------ Supplied entries

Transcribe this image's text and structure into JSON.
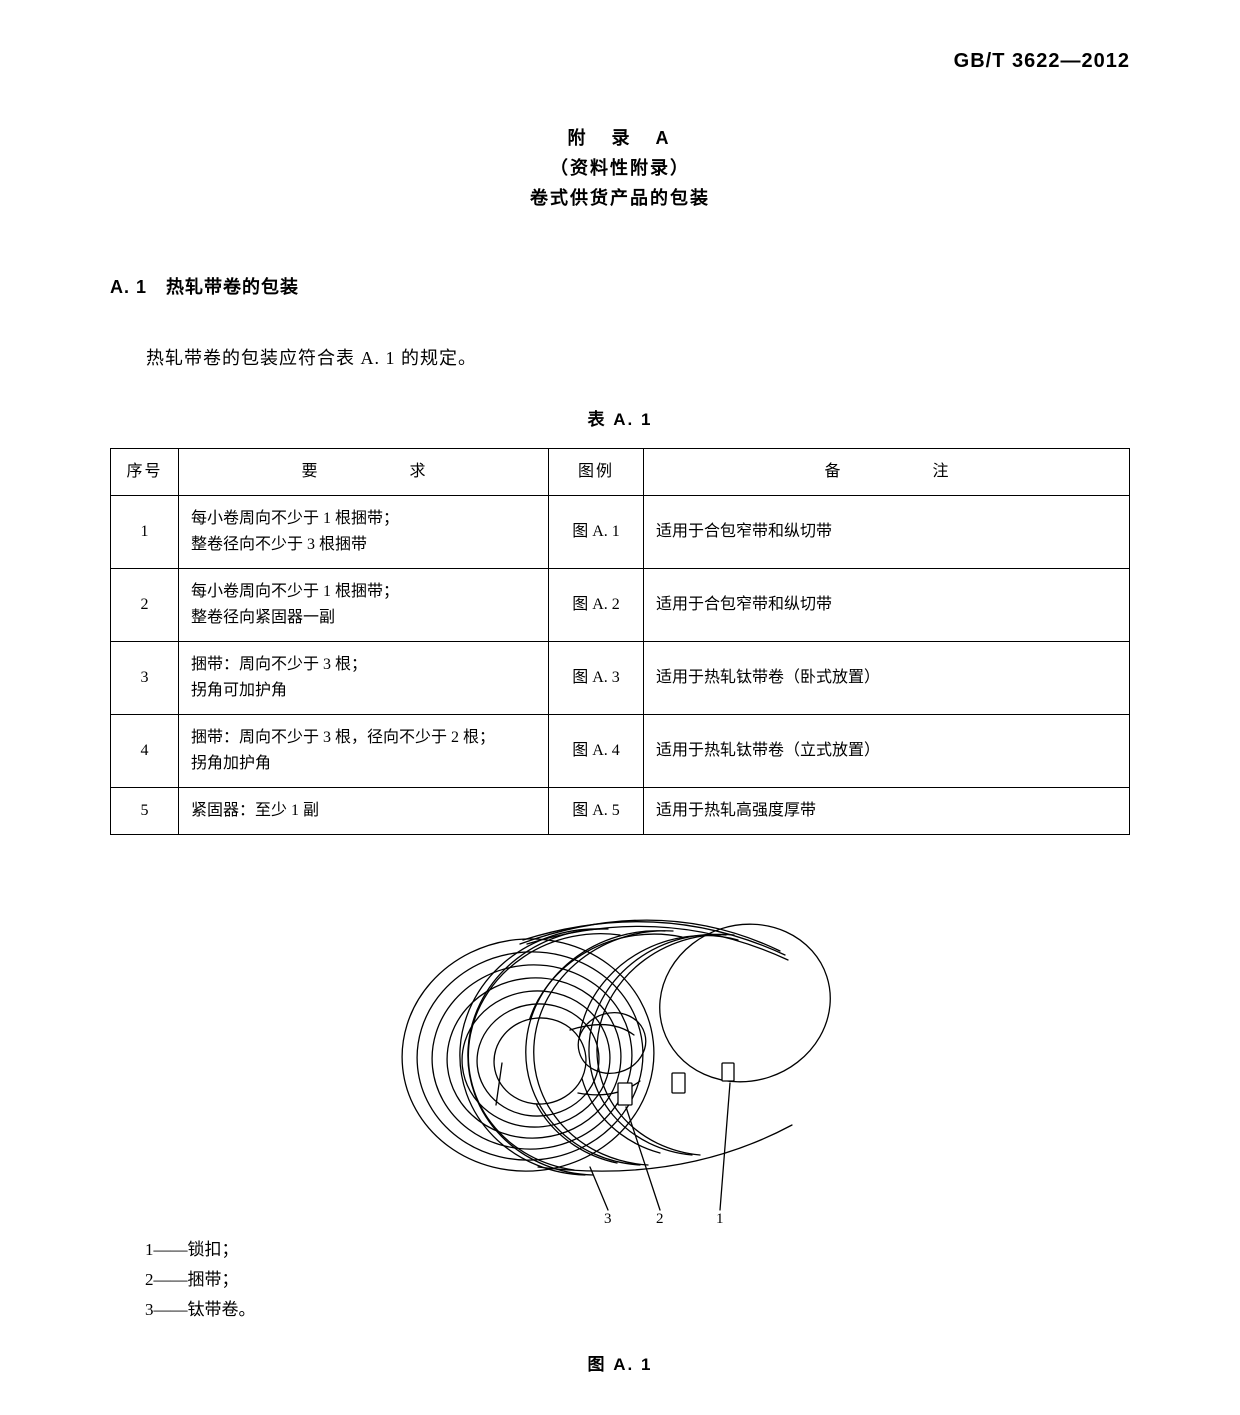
{
  "doc_code": "GB/T 3622—2012",
  "appendix": {
    "title": "附　录　A",
    "subtitle": "（资料性附录）",
    "heading": "卷式供货产品的包装"
  },
  "section_a1": {
    "number_label": "A. 1　热轧带卷的包装",
    "body": "热轧带卷的包装应符合表 A. 1 的规定。"
  },
  "table_a1": {
    "caption": "表 A. 1",
    "columns": [
      "序号",
      "要　　求",
      "图例",
      "备　　注"
    ],
    "rows": [
      {
        "seq": "1",
        "req": "每小卷周向不少于 1 根捆带；\n整卷径向不少于 3 根捆带",
        "fig": "图 A. 1",
        "note": "适用于合包窄带和纵切带"
      },
      {
        "seq": "2",
        "req": "每小卷周向不少于 1 根捆带；\n整卷径向紧固器一副",
        "fig": "图 A. 2",
        "note": "适用于合包窄带和纵切带"
      },
      {
        "seq": "3",
        "req": "捆带：周向不少于 3 根；\n拐角可加护角",
        "fig": "图 A. 3",
        "note": "适用于热轧钛带卷（卧式放置）"
      },
      {
        "seq": "4",
        "req": "捆带：周向不少于 3 根，径向不少于 2 根；\n拐角加护角",
        "fig": "图 A. 4",
        "note": "适用于热轧钛带卷（立式放置）"
      },
      {
        "seq": "5",
        "req": "紧固器：至少 1 副",
        "fig": "图 A. 5",
        "note": "适用于热轧高强度厚带"
      }
    ]
  },
  "figure_a1": {
    "caption": "图 A. 1",
    "legend": [
      {
        "num": "1",
        "text": "锁扣；"
      },
      {
        "num": "2",
        "text": "捆带；"
      },
      {
        "num": "3",
        "text": "钛带卷。"
      }
    ],
    "callouts": [
      "3",
      "2",
      "1"
    ],
    "style": {
      "stroke_color": "#000000",
      "fill_color": "#ffffff",
      "line_width": 1.3,
      "coil_ellipse_rx": 125,
      "coil_ellipse_ry": 115,
      "inner_hole_rx": 45,
      "inner_hole_ry": 42,
      "coil_length": 300,
      "ring_count": 4,
      "perspective_dx": 55,
      "perspective_dy": -32
    }
  }
}
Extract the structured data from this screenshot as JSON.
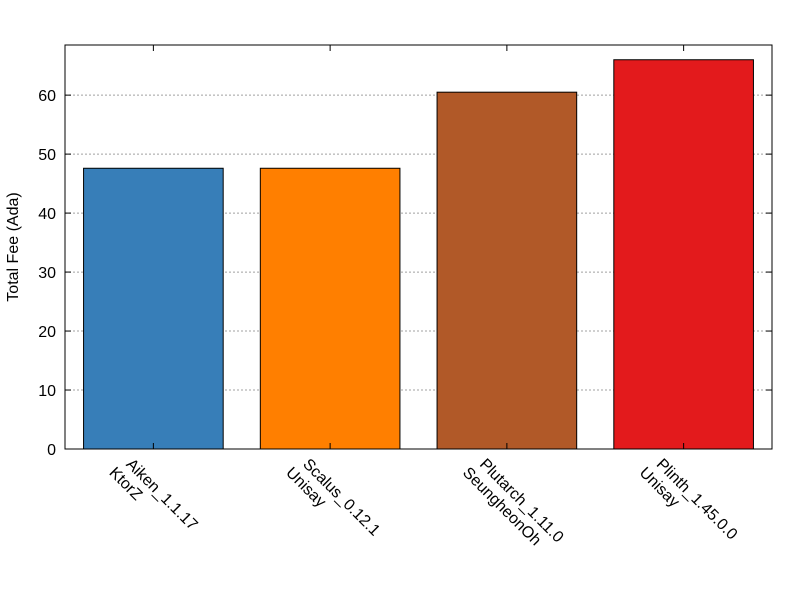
{
  "chart_data": {
    "type": "bar",
    "title": "",
    "xlabel": "",
    "ylabel": "Total Fee (Ada)",
    "ylim": [
      0,
      68.5
    ],
    "yticks": [
      0,
      10,
      20,
      30,
      40,
      50,
      60
    ],
    "grid": true,
    "categories": [
      [
        "Aiken_1.1.17",
        "KtorZ"
      ],
      [
        "Scalus_0.12.1",
        "Unisay"
      ],
      [
        "Plutarch_1.11.0",
        "SeungheonOh"
      ],
      [
        "Plinth_1.45.0.0",
        "Unisay"
      ]
    ],
    "values": [
      47.6,
      47.6,
      60.5,
      66.0
    ],
    "colors": [
      "#377eb8",
      "#ff7f00",
      "#b15928",
      "#e31a1c"
    ]
  }
}
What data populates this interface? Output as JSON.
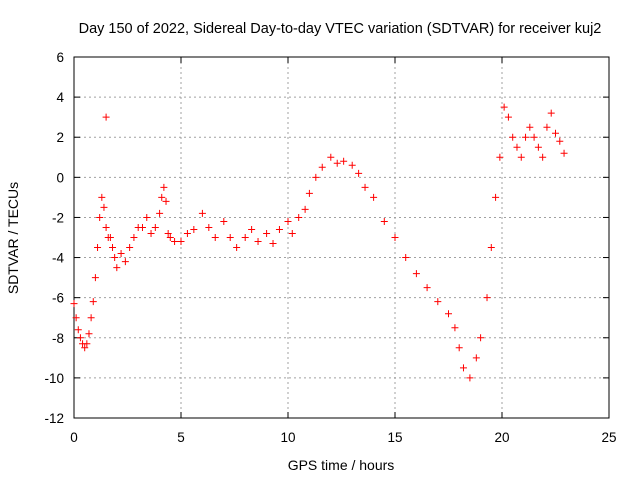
{
  "chart_data": {
    "type": "scatter",
    "title": "Day 150 of 2022, Sidereal Day-to-day VTEC variation (SDTVAR) for receiver kuj2",
    "xlabel": "GPS time / hours",
    "ylabel": "SDTVAR / TECUs",
    "xlim": [
      0,
      25
    ],
    "ylim": [
      -12,
      6
    ],
    "xticks": [
      0,
      5,
      10,
      15,
      20,
      25
    ],
    "yticks": [
      -12,
      -10,
      -8,
      -6,
      -4,
      -2,
      0,
      2,
      4,
      6
    ],
    "xtick_labels": [
      "0",
      "5",
      "10",
      "15",
      "20",
      "25"
    ],
    "ytick_labels": [
      "-12",
      "-10",
      "-8",
      "-6",
      "-4",
      "-2",
      "0",
      "2",
      "4",
      "6"
    ],
    "grid": true,
    "marker": "+",
    "color": "#ff0000",
    "outliers": [
      [
        1.5,
        3.0
      ]
    ],
    "series": [
      {
        "name": "SDTVAR",
        "x": [
          0.0,
          0.1,
          0.2,
          0.3,
          0.4,
          0.5,
          0.6,
          0.7,
          0.8,
          0.9,
          1.0,
          1.1,
          1.2,
          1.3,
          1.4,
          1.5,
          1.6,
          1.7,
          1.8,
          1.9,
          2.0,
          2.2,
          2.4,
          2.6,
          2.8,
          3.0,
          3.2,
          3.4,
          3.6,
          3.8,
          4.0,
          4.1,
          4.2,
          4.3,
          4.4,
          4.5,
          4.7,
          5.0,
          5.3,
          5.6,
          6.0,
          6.3,
          6.6,
          7.0,
          7.3,
          7.6,
          8.0,
          8.3,
          8.6,
          9.0,
          9.3,
          9.6,
          10.0,
          10.2,
          10.5,
          10.8,
          11.0,
          11.3,
          11.6,
          12.0,
          12.3,
          12.6,
          13.0,
          13.3,
          13.6,
          14.0,
          14.5,
          15.0,
          15.5,
          16.0,
          16.5,
          17.0,
          17.5,
          17.8,
          18.0,
          18.2,
          18.5,
          18.8,
          19.0,
          19.3,
          19.5,
          19.7,
          19.9,
          20.1,
          20.3,
          20.5,
          20.7,
          20.9,
          21.1,
          21.3,
          21.5,
          21.7,
          21.9,
          22.1,
          22.3,
          22.5,
          22.7,
          22.9
        ],
        "y": [
          -6.3,
          -7.0,
          -7.6,
          -8.0,
          -8.3,
          -8.5,
          -8.3,
          -7.8,
          -7.0,
          -6.2,
          -5.0,
          -3.5,
          -2.0,
          -1.0,
          -1.5,
          -2.5,
          -3.0,
          -3.0,
          -3.5,
          -4.0,
          -4.5,
          -3.8,
          -4.2,
          -3.5,
          -3.0,
          -2.5,
          -2.5,
          -2.0,
          -2.8,
          -2.5,
          -1.8,
          -1.0,
          -0.5,
          -1.2,
          -2.8,
          -3.0,
          -3.2,
          -3.2,
          -2.8,
          -2.6,
          -1.8,
          -2.5,
          -3.0,
          -2.2,
          -3.0,
          -3.5,
          -3.0,
          -2.6,
          -3.2,
          -2.8,
          -3.3,
          -2.6,
          -2.2,
          -2.8,
          -2.0,
          -1.6,
          -0.8,
          0.0,
          0.5,
          1.0,
          0.7,
          0.8,
          0.6,
          0.2,
          -0.5,
          -1.0,
          -2.2,
          -3.0,
          -4.0,
          -4.8,
          -5.5,
          -6.2,
          -6.8,
          -7.5,
          -8.5,
          -9.5,
          -10.0,
          -9.0,
          -8.0,
          -6.0,
          -3.5,
          -1.0,
          1.0,
          3.5,
          3.0,
          2.0,
          1.5,
          1.0,
          2.0,
          2.5,
          2.0,
          1.5,
          1.0,
          2.5,
          3.2,
          2.2,
          1.8,
          1.2
        ]
      }
    ]
  }
}
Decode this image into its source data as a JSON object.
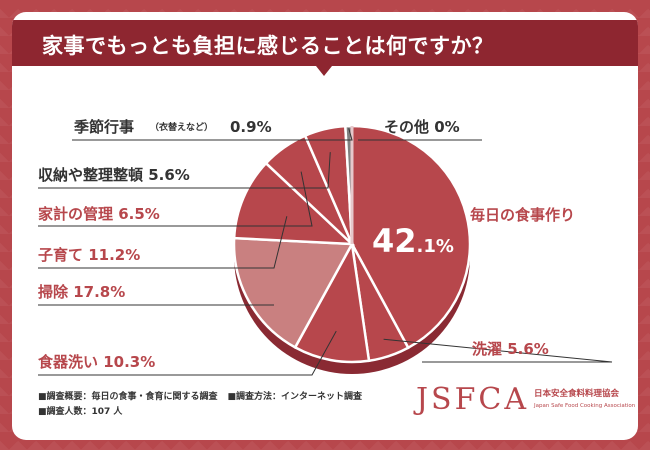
{
  "title": "家事でもっとも負担に感じることは何ですか？",
  "colors": {
    "frame": "#b7474c",
    "title_bg": "#8e2630",
    "accent": "#b7474c",
    "slice_main": "#b7474c",
    "slice_light": "#c98080",
    "slice_grey": "#808080",
    "slice_pale": "#e6c8cb",
    "label_dark": "#333333"
  },
  "chart_data": {
    "type": "pie",
    "categories": [
      "毎日の食事作り",
      "洗濯",
      "食器洗い",
      "掃除",
      "子育て",
      "家計の管理",
      "収納や整理整頓",
      "季節行事（衣替えなど）",
      "その他"
    ],
    "values": [
      42.1,
      5.6,
      10.3,
      17.8,
      11.2,
      6.5,
      5.6,
      0.9,
      0
    ],
    "unit": "%",
    "labels": {
      "daily_meals": "毎日の食事作り",
      "laundry": "洗濯",
      "laundry_value": "5.6%",
      "dishes": "食器洗い",
      "dishes_value": "10.3%",
      "cleaning": "掃除",
      "cleaning_value": "17.8%",
      "childcare": "子育て",
      "childcare_value": "11.2%",
      "household_budget": "家計の管理",
      "household_budget_value": "6.5%",
      "storage": "収納や整理整頓",
      "storage_value": "5.6%",
      "seasonal": "季節行事",
      "seasonal_note": "（衣替えなど）",
      "seasonal_value": "0.9%",
      "other": "その他",
      "other_value": "0%",
      "main_value_int": "42",
      "main_value_dec": ".1%"
    }
  },
  "footer": {
    "survey_overview": "■調査概要：毎日の食事・食育に関する調査",
    "survey_method": "■調査方法：インターネット調査",
    "respondents": "■調査人数：107 人"
  },
  "logo": {
    "main": "JSFCA",
    "jp": "日本安全食料料理協会",
    "en": "Japan Safe Food Cooking Association"
  }
}
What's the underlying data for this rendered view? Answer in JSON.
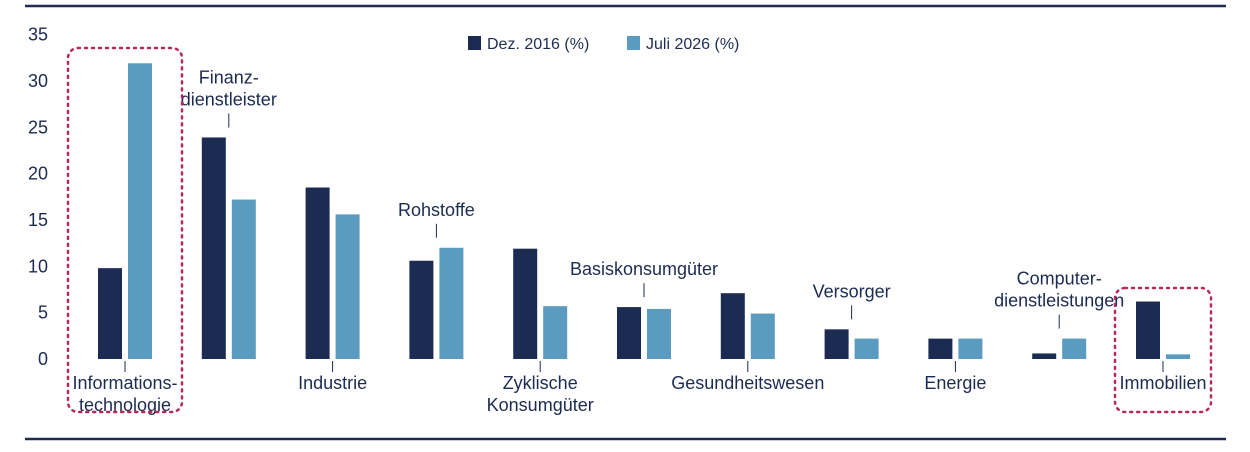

------------

:: Written request ::
Collect every line with the string "What" from the records, and copy each.

:: Problem solution ::
What data populates this interface? Output as JSON.
What's the underlying data for this rendered view? Answer in JSON.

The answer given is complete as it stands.